SET PROBLEM –
Please copy out every line of the following entries word for word, changing nothing.

(Element and coordinate records)
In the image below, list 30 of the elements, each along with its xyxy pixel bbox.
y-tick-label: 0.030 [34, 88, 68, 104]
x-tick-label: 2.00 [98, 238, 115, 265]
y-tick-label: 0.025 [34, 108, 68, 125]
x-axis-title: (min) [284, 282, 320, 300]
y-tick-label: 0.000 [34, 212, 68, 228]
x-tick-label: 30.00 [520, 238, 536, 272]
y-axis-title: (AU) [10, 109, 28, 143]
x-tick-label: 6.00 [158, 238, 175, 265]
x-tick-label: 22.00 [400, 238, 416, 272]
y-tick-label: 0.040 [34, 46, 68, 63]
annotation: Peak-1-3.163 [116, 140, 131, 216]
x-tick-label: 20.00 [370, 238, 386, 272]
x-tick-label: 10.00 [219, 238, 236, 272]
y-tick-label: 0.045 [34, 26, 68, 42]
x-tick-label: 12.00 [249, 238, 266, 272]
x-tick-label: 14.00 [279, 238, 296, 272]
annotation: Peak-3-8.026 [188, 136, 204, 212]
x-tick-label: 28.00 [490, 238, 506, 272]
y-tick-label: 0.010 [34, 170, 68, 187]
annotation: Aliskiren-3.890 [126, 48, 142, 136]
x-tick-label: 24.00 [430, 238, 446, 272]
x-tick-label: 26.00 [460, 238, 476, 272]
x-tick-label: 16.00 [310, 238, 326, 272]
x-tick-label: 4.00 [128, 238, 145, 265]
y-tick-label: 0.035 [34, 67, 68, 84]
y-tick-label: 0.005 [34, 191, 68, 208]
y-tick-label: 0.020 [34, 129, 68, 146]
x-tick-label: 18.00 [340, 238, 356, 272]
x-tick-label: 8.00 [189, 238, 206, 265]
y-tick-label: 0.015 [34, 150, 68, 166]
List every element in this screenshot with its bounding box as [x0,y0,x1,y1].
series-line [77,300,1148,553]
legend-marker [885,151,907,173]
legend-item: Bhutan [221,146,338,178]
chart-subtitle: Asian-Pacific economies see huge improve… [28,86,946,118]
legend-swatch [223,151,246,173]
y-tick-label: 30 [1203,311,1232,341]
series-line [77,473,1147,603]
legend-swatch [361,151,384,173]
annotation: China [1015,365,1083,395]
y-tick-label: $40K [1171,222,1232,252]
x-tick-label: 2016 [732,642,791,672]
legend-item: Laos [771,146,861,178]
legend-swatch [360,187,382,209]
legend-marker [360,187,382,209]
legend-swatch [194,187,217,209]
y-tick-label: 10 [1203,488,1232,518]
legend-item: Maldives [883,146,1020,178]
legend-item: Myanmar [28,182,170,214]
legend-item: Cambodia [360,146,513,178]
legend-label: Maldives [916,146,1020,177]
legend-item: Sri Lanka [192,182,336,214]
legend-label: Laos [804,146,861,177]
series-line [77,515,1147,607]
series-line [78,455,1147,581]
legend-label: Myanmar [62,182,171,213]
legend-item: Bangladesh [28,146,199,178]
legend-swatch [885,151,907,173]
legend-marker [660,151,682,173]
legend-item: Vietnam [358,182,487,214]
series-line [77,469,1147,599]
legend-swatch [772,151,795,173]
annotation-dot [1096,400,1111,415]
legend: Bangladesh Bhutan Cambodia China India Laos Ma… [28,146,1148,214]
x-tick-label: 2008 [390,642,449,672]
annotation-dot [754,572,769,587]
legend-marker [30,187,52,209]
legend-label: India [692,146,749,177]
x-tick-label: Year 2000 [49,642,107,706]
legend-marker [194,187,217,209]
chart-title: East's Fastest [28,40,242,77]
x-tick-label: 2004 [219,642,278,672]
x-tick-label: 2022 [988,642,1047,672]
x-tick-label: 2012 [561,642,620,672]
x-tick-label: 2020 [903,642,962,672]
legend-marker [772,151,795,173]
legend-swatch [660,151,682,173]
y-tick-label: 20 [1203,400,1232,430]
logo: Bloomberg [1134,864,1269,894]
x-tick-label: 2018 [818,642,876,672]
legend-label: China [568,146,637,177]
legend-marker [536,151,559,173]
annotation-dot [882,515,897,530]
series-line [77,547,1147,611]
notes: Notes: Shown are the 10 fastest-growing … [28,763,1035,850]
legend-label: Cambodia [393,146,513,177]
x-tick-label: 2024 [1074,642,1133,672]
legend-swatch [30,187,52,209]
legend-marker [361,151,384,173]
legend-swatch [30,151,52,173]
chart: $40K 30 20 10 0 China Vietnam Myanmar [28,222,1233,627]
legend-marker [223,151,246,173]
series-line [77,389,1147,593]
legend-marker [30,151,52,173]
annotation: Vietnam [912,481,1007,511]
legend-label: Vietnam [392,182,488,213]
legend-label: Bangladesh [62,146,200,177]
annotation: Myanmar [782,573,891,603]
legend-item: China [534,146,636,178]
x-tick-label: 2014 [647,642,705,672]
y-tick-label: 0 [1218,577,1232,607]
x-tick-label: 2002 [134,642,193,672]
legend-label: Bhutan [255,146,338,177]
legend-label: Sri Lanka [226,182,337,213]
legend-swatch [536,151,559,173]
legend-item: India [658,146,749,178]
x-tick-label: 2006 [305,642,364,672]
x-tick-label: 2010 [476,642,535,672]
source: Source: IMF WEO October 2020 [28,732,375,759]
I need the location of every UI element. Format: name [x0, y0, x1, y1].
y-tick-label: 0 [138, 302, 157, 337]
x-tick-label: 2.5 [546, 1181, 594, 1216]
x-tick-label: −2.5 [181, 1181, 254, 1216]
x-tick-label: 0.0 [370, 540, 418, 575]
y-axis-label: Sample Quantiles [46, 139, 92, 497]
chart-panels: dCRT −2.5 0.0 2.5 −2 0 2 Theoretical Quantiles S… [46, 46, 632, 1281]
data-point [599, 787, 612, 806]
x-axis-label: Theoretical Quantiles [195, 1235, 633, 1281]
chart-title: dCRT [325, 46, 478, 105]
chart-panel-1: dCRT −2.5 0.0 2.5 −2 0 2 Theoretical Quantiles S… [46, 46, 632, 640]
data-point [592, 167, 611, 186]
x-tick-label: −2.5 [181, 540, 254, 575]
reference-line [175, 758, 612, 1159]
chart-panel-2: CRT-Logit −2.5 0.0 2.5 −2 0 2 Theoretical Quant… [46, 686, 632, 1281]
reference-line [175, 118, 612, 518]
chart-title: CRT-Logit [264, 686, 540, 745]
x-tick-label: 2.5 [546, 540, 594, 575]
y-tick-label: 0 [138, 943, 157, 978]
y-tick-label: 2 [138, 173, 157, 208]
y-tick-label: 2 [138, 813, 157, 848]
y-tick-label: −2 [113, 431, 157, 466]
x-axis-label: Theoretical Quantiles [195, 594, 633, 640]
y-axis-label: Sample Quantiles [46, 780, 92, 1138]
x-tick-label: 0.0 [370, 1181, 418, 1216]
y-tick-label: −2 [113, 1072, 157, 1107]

THE RESPONSE –
In the image below, list 30 of the elements, each along with its xyxy pixel bbox.
y-tick-label: 0.030 [34, 88, 68, 104]
x-tick-label: 2.00 [98, 238, 115, 265]
y-tick-label: 0.025 [34, 108, 68, 125]
x-axis-title: (min) [284, 282, 320, 300]
y-tick-label: 0.000 [34, 212, 68, 228]
x-tick-label: 30.00 [520, 238, 536, 272]
y-axis-title: (AU) [10, 109, 28, 143]
x-tick-label: 6.00 [158, 238, 175, 265]
x-tick-label: 22.00 [400, 238, 416, 272]
y-tick-label: 0.040 [34, 46, 68, 63]
annotation: Peak-1-3.163 [116, 140, 131, 216]
x-tick-label: 20.00 [370, 238, 386, 272]
x-tick-label: 10.00 [219, 238, 236, 272]
y-tick-label: 0.045 [34, 26, 68, 42]
x-tick-label: 12.00 [249, 238, 266, 272]
x-tick-label: 14.00 [279, 238, 296, 272]
annotation: Peak-3-8.026 [188, 136, 204, 212]
x-tick-label: 28.00 [490, 238, 506, 272]
y-tick-label: 0.010 [34, 170, 68, 187]
annotation: Aliskiren-3.890 [126, 48, 142, 136]
x-tick-label: 24.00 [430, 238, 446, 272]
x-tick-label: 26.00 [460, 238, 476, 272]
x-tick-label: 16.00 [310, 238, 326, 272]
x-tick-label: 4.00 [128, 238, 145, 265]
y-tick-label: 0.035 [34, 67, 68, 84]
y-tick-label: 0.005 [34, 191, 68, 208]
y-tick-label: 0.020 [34, 129, 68, 146]
x-tick-label: 18.00 [340, 238, 356, 272]
x-tick-label: 8.00 [189, 238, 206, 265]
y-tick-label: 0.015 [34, 150, 68, 166]
List every element in this screenshot with its bounding box as [x0,y0,x1,y1].
series-line [77,300,1148,553]
legend-marker [885,151,907,173]
legend-item: Bhutan [221,146,338,178]
chart-subtitle: Asian-Pacific economies see huge improve… [28,86,946,118]
legend-swatch [223,151,246,173]
y-tick-label: 30 [1203,311,1232,341]
series-line [77,473,1147,603]
legend-swatch [361,151,384,173]
annotation: China [1015,365,1083,395]
y-tick-label: $40K [1171,222,1232,252]
x-tick-label: 2016 [732,642,791,672]
legend-item: Laos [771,146,861,178]
legend-swatch [360,187,382,209]
legend-marker [360,187,382,209]
legend-swatch [194,187,217,209]
y-tick-label: 10 [1203,488,1232,518]
legend-item: Maldives [883,146,1020,178]
legend-item: Myanmar [28,182,170,214]
legend-item: Cambodia [360,146,513,178]
legend-label: Maldives [916,146,1020,177]
legend-item: Sri Lanka [192,182,336,214]
legend-label: Laos [804,146,861,177]
series-line [77,515,1147,607]
series-line [78,455,1147,581]
legend-label: Myanmar [62,182,171,213]
legend-item: Bangladesh [28,146,199,178]
legend-swatch [885,151,907,173]
legend-marker [660,151,682,173]
legend-item: Vietnam [358,182,487,214]
series-line [77,469,1147,599]
legend-swatch [772,151,795,173]
annotation-dot [1096,400,1111,415]
legend: Bangladesh Bhutan Cambodia China India Laos Ma… [28,146,1148,214]
x-tick-label: 2008 [390,642,449,672]
annotation-dot [754,572,769,587]
legend-marker [30,187,52,209]
legend-label: India [692,146,749,177]
x-tick-label: Year 2000 [49,642,107,706]
legend-marker [194,187,217,209]
chart-title: East's Fastest [28,40,242,77]
x-tick-label: 2004 [219,642,278,672]
x-tick-label: 2022 [988,642,1047,672]
x-tick-label: 2012 [561,642,620,672]
x-tick-label: 2020 [903,642,962,672]
legend-marker [772,151,795,173]
legend-swatch [660,151,682,173]
y-tick-label: 20 [1203,400,1232,430]
logo: Bloomberg [1134,864,1269,894]
x-tick-label: 2018 [818,642,876,672]
legend-label: China [568,146,637,177]
legend-marker [536,151,559,173]
annotation-dot [882,515,897,530]
series-line [77,547,1147,611]
notes: Notes: Shown are the 10 fastest-growing … [28,763,1035,850]
legend-label: Cambodia [393,146,513,177]
x-tick-label: 2024 [1074,642,1133,672]
legend-swatch [30,187,52,209]
legend-marker [361,151,384,173]
legend-swatch [30,151,52,173]
chart: $40K 30 20 10 0 China Vietnam Myanmar [28,222,1233,627]
legend-marker [223,151,246,173]
series-line [77,389,1147,593]
legend-marker [30,151,52,173]
annotation: Vietnam [912,481,1007,511]
legend-label: Vietnam [392,182,488,213]
legend-label: Bangladesh [62,146,200,177]
annotation: Myanmar [782,573,891,603]
legend-item: China [534,146,636,178]
x-tick-label: 2014 [647,642,705,672]
y-tick-label: 0 [1218,577,1232,607]
x-tick-label: 2002 [134,642,193,672]
legend-label: Bhutan [255,146,338,177]
legend-label: Sri Lanka [226,182,337,213]
legend-swatch [536,151,559,173]
legend-item: India [658,146,749,178]
x-tick-label: 2006 [305,642,364,672]
x-tick-label: 2010 [476,642,535,672]
source: Source: IMF WEO October 2020 [28,732,375,759]
I need the location of every UI element. Format: name [x0, y0, x1, y1].
y-tick-label: 0 [138, 302, 157, 337]
x-tick-label: 2.5 [546, 1181, 594, 1216]
x-tick-label: −2.5 [181, 1181, 254, 1216]
x-tick-label: 0.0 [370, 540, 418, 575]
y-axis-label: Sample Quantiles [46, 139, 92, 497]
chart-panels: dCRT −2.5 0.0 2.5 −2 0 2 Theoretical Quantiles S… [46, 46, 632, 1281]
data-point [599, 787, 612, 806]
x-axis-label: Theoretical Quantiles [195, 1235, 633, 1281]
chart-title: dCRT [325, 46, 478, 105]
chart-panel-1: dCRT −2.5 0.0 2.5 −2 0 2 Theoretical Quantiles S… [46, 46, 632, 640]
data-point [592, 167, 611, 186]
x-tick-label: −2.5 [181, 540, 254, 575]
reference-line [175, 758, 612, 1159]
chart-panel-2: CRT-Logit −2.5 0.0 2.5 −2 0 2 Theoretical Quant… [46, 686, 632, 1281]
reference-line [175, 118, 612, 518]
chart-title: CRT-Logit [264, 686, 540, 745]
x-tick-label: 2.5 [546, 540, 594, 575]
y-tick-label: 0 [138, 943, 157, 978]
y-tick-label: 2 [138, 173, 157, 208]
y-tick-label: 2 [138, 813, 157, 848]
y-tick-label: −2 [113, 431, 157, 466]
x-axis-label: Theoretical Quantiles [195, 594, 633, 640]
y-axis-label: Sample Quantiles [46, 780, 92, 1138]
x-tick-label: 0.0 [370, 1181, 418, 1216]
y-tick-label: −2 [113, 1072, 157, 1107]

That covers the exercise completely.